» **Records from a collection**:
· · · · · · ·

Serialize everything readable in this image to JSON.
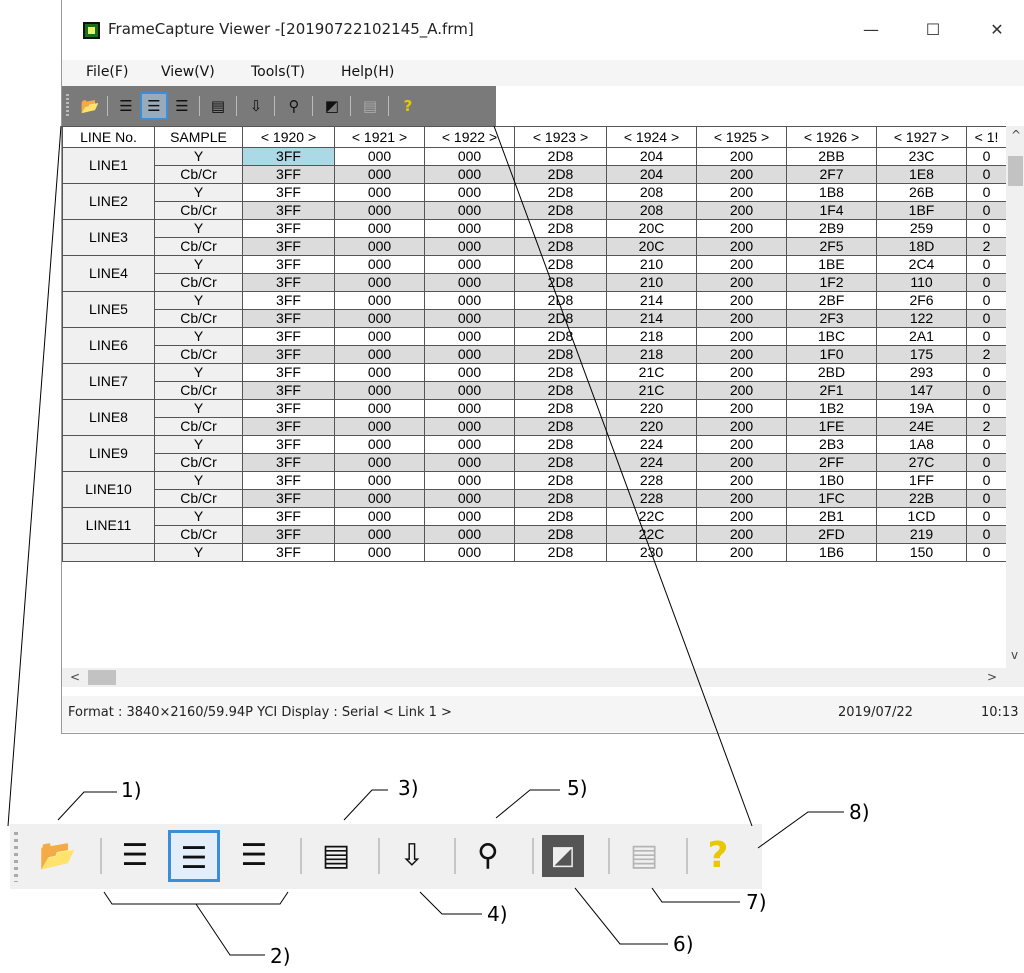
{
  "window": {
    "title": "FrameCapture Viewer -[20190722102145_A.frm]",
    "minimize": "—",
    "maximize": "☐",
    "close": "✕"
  },
  "menu": [
    "File(F)",
    "View(V)",
    "Tools(T)",
    "Help(H)"
  ],
  "grid": {
    "headers": [
      "LINE No.",
      "SAMPLE",
      "< 1920 >",
      "< 1921 >",
      "< 1922 >",
      "< 1923 >",
      "< 1924 >",
      "< 1925 >",
      "< 1926 >",
      "< 1927 >",
      "< 1!"
    ],
    "rows": [
      {
        "line": "LINE1",
        "y": [
          "3FF",
          "000",
          "000",
          "2D8",
          "204",
          "200",
          "2BB",
          "23C",
          "0"
        ],
        "c": [
          "3FF",
          "000",
          "000",
          "2D8",
          "204",
          "200",
          "2F7",
          "1E8",
          "0"
        ]
      },
      {
        "line": "LINE2",
        "y": [
          "3FF",
          "000",
          "000",
          "2D8",
          "208",
          "200",
          "1B8",
          "26B",
          "0"
        ],
        "c": [
          "3FF",
          "000",
          "000",
          "2D8",
          "208",
          "200",
          "1F4",
          "1BF",
          "0"
        ]
      },
      {
        "line": "LINE3",
        "y": [
          "3FF",
          "000",
          "000",
          "2D8",
          "20C",
          "200",
          "2B9",
          "259",
          "0"
        ],
        "c": [
          "3FF",
          "000",
          "000",
          "2D8",
          "20C",
          "200",
          "2F5",
          "18D",
          "2"
        ]
      },
      {
        "line": "LINE4",
        "y": [
          "3FF",
          "000",
          "000",
          "2D8",
          "210",
          "200",
          "1BE",
          "2C4",
          "0"
        ],
        "c": [
          "3FF",
          "000",
          "000",
          "2D8",
          "210",
          "200",
          "1F2",
          "110",
          "0"
        ]
      },
      {
        "line": "LINE5",
        "y": [
          "3FF",
          "000",
          "000",
          "2D8",
          "214",
          "200",
          "2BF",
          "2F6",
          "0"
        ],
        "c": [
          "3FF",
          "000",
          "000",
          "2D8",
          "214",
          "200",
          "2F3",
          "122",
          "0"
        ]
      },
      {
        "line": "LINE6",
        "y": [
          "3FF",
          "000",
          "000",
          "2D8",
          "218",
          "200",
          "1BC",
          "2A1",
          "0"
        ],
        "c": [
          "3FF",
          "000",
          "000",
          "2D8",
          "218",
          "200",
          "1F0",
          "175",
          "2"
        ]
      },
      {
        "line": "LINE7",
        "y": [
          "3FF",
          "000",
          "000",
          "2D8",
          "21C",
          "200",
          "2BD",
          "293",
          "0"
        ],
        "c": [
          "3FF",
          "000",
          "000",
          "2D8",
          "21C",
          "200",
          "2F1",
          "147",
          "0"
        ]
      },
      {
        "line": "LINE8",
        "y": [
          "3FF",
          "000",
          "000",
          "2D8",
          "220",
          "200",
          "1B2",
          "19A",
          "0"
        ],
        "c": [
          "3FF",
          "000",
          "000",
          "2D8",
          "220",
          "200",
          "1FE",
          "24E",
          "2"
        ]
      },
      {
        "line": "LINE9",
        "y": [
          "3FF",
          "000",
          "000",
          "2D8",
          "224",
          "200",
          "2B3",
          "1A8",
          "0"
        ],
        "c": [
          "3FF",
          "000",
          "000",
          "2D8",
          "224",
          "200",
          "2FF",
          "27C",
          "0"
        ]
      },
      {
        "line": "LINE10",
        "y": [
          "3FF",
          "000",
          "000",
          "2D8",
          "228",
          "200",
          "1B0",
          "1FF",
          "0"
        ],
        "c": [
          "3FF",
          "000",
          "000",
          "2D8",
          "228",
          "200",
          "1FC",
          "22B",
          "0"
        ]
      },
      {
        "line": "LINE11",
        "y": [
          "3FF",
          "000",
          "000",
          "2D8",
          "22C",
          "200",
          "2B1",
          "1CD",
          "0"
        ],
        "c": [
          "3FF",
          "000",
          "000",
          "2D8",
          "22C",
          "200",
          "2FD",
          "219",
          "0"
        ]
      },
      {
        "line": "",
        "y": [
          "3FF",
          "000",
          "000",
          "2D8",
          "230",
          "200",
          "1B6",
          "150",
          "0"
        ],
        "c": []
      }
    ],
    "y_label": "Y",
    "c_label": "Cb/Cr"
  },
  "status": {
    "format": "Format : 3840×2160/59.94P YCI Display : Serial < Link 1 >",
    "date": "2019/07/22",
    "time": "10:13"
  },
  "callouts": [
    "1)",
    "2)",
    "3)",
    "4)",
    "5)",
    "6)",
    "7)",
    "8)"
  ],
  "colors": {
    "selected_cell": "#abd9e6",
    "selected_border": "#3b8fd9",
    "toolbar_bg": "#7a7a7a"
  }
}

· · · · · · ·

» **Exercise aim**:
Make an exact copy of the data, leaving its pictures out.

» **Solution for this task**:
Serialize everything readable in this image to JSON.
{
  "window": {
    "title": "FrameCapture Viewer -[20190722102145_A.frm]",
    "minimize": "—",
    "maximize": "☐",
    "close": "✕"
  },
  "menu": [
    "File(F)",
    "View(V)",
    "Tools(T)",
    "Help(H)"
  ],
  "grid": {
    "headers": [
      "LINE No.",
      "SAMPLE",
      "< 1920 >",
      "< 1921 >",
      "< 1922 >",
      "< 1923 >",
      "< 1924 >",
      "< 1925 >",
      "< 1926 >",
      "< 1927 >",
      "< 1!"
    ],
    "rows": [
      {
        "line": "LINE1",
        "y": [
          "3FF",
          "000",
          "000",
          "2D8",
          "204",
          "200",
          "2BB",
          "23C",
          "0"
        ],
        "c": [
          "3FF",
          "000",
          "000",
          "2D8",
          "204",
          "200",
          "2F7",
          "1E8",
          "0"
        ]
      },
      {
        "line": "LINE2",
        "y": [
          "3FF",
          "000",
          "000",
          "2D8",
          "208",
          "200",
          "1B8",
          "26B",
          "0"
        ],
        "c": [
          "3FF",
          "000",
          "000",
          "2D8",
          "208",
          "200",
          "1F4",
          "1BF",
          "0"
        ]
      },
      {
        "line": "LINE3",
        "y": [
          "3FF",
          "000",
          "000",
          "2D8",
          "20C",
          "200",
          "2B9",
          "259",
          "0"
        ],
        "c": [
          "3FF",
          "000",
          "000",
          "2D8",
          "20C",
          "200",
          "2F5",
          "18D",
          "2"
        ]
      },
      {
        "line": "LINE4",
        "y": [
          "3FF",
          "000",
          "000",
          "2D8",
          "210",
          "200",
          "1BE",
          "2C4",
          "0"
        ],
        "c": [
          "3FF",
          "000",
          "000",
          "2D8",
          "210",
          "200",
          "1F2",
          "110",
          "0"
        ]
      },
      {
        "line": "LINE5",
        "y": [
          "3FF",
          "000",
          "000",
          "2D8",
          "214",
          "200",
          "2BF",
          "2F6",
          "0"
        ],
        "c": [
          "3FF",
          "000",
          "000",
          "2D8",
          "214",
          "200",
          "2F3",
          "122",
          "0"
        ]
      },
      {
        "line": "LINE6",
        "y": [
          "3FF",
          "000",
          "000",
          "2D8",
          "218",
          "200",
          "1BC",
          "2A1",
          "0"
        ],
        "c": [
          "3FF",
          "000",
          "000",
          "2D8",
          "218",
          "200",
          "1F0",
          "175",
          "2"
        ]
      },
      {
        "line": "LINE7",
        "y": [
          "3FF",
          "000",
          "000",
          "2D8",
          "21C",
          "200",
          "2BD",
          "293",
          "0"
        ],
        "c": [
          "3FF",
          "000",
          "000",
          "2D8",
          "21C",
          "200",
          "2F1",
          "147",
          "0"
        ]
      },
      {
        "line": "LINE8",
        "y": [
          "3FF",
          "000",
          "000",
          "2D8",
          "220",
          "200",
          "1B2",
          "19A",
          "0"
        ],
        "c": [
          "3FF",
          "000",
          "000",
          "2D8",
          "220",
          "200",
          "1FE",
          "24E",
          "2"
        ]
      },
      {
        "line": "LINE9",
        "y": [
          "3FF",
          "000",
          "000",
          "2D8",
          "224",
          "200",
          "2B3",
          "1A8",
          "0"
        ],
        "c": [
          "3FF",
          "000",
          "000",
          "2D8",
          "224",
          "200",
          "2FF",
          "27C",
          "0"
        ]
      },
      {
        "line": "LINE10",
        "y": [
          "3FF",
          "000",
          "000",
          "2D8",
          "228",
          "200",
          "1B0",
          "1FF",
          "0"
        ],
        "c": [
          "3FF",
          "000",
          "000",
          "2D8",
          "228",
          "200",
          "1FC",
          "22B",
          "0"
        ]
      },
      {
        "line": "LINE11",
        "y": [
          "3FF",
          "000",
          "000",
          "2D8",
          "22C",
          "200",
          "2B1",
          "1CD",
          "0"
        ],
        "c": [
          "3FF",
          "000",
          "000",
          "2D8",
          "22C",
          "200",
          "2FD",
          "219",
          "0"
        ]
      },
      {
        "line": "",
        "y": [
          "3FF",
          "000",
          "000",
          "2D8",
          "230",
          "200",
          "1B6",
          "150",
          "0"
        ],
        "c": []
      }
    ],
    "y_label": "Y",
    "c_label": "Cb/Cr"
  },
  "status": {
    "format": "Format : 3840×2160/59.94P YCI Display : Serial < Link 1 >",
    "date": "2019/07/22",
    "time": "10:13"
  },
  "callouts": [
    "1)",
    "2)",
    "3)",
    "4)",
    "5)",
    "6)",
    "7)",
    "8)"
  ],
  "colors": {
    "selected_cell": "#abd9e6",
    "selected_border": "#3b8fd9",
    "toolbar_bg": "#7a7a7a"
  }
}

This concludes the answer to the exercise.